→ **Exercise task**:
Return each line that holds the word "icon".

_ _ _

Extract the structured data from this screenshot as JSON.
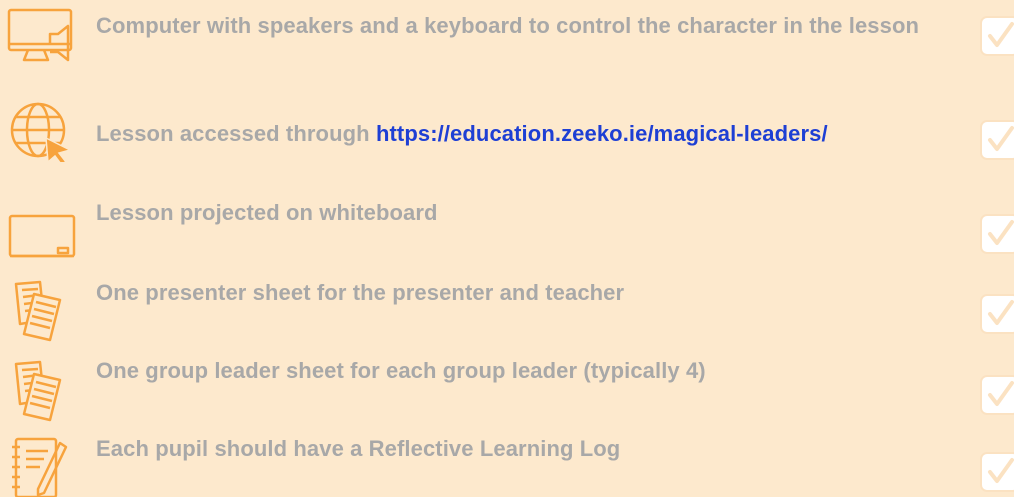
{
  "colors": {
    "background": "#fde9cd",
    "text": "#a8a8a8",
    "link": "#1e3fd4",
    "icon": "#f7a33d",
    "check": "#fbe2c2"
  },
  "items": [
    {
      "icon": "computer-speaker-icon",
      "text": "Computer with speakers and a keyboard to control the character in the lesson"
    },
    {
      "icon": "globe-cursor-icon",
      "text_prefix": "Lesson accessed through ",
      "link": "https://education.zeeko.ie/magical-leaders/"
    },
    {
      "icon": "whiteboard-icon",
      "text": "Lesson projected on whiteboard"
    },
    {
      "icon": "documents-icon",
      "text": "One presenter sheet for the presenter and teacher"
    },
    {
      "icon": "documents-icon",
      "text": "One group leader sheet for each group leader (typically 4)"
    },
    {
      "icon": "notebook-pen-icon",
      "text": "Each pupil should have a Reflective Learning Log"
    }
  ]
}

_ _ _

→ **Result**:
    "icon": "#f7a33d",
      "icon": "computer-speaker-icon",
      "icon": "globe-cursor-icon",
      "icon": "whiteboard-icon",
      "icon": "documents-icon",
      "icon": "documents-icon",
      "icon": "notebook-pen-icon",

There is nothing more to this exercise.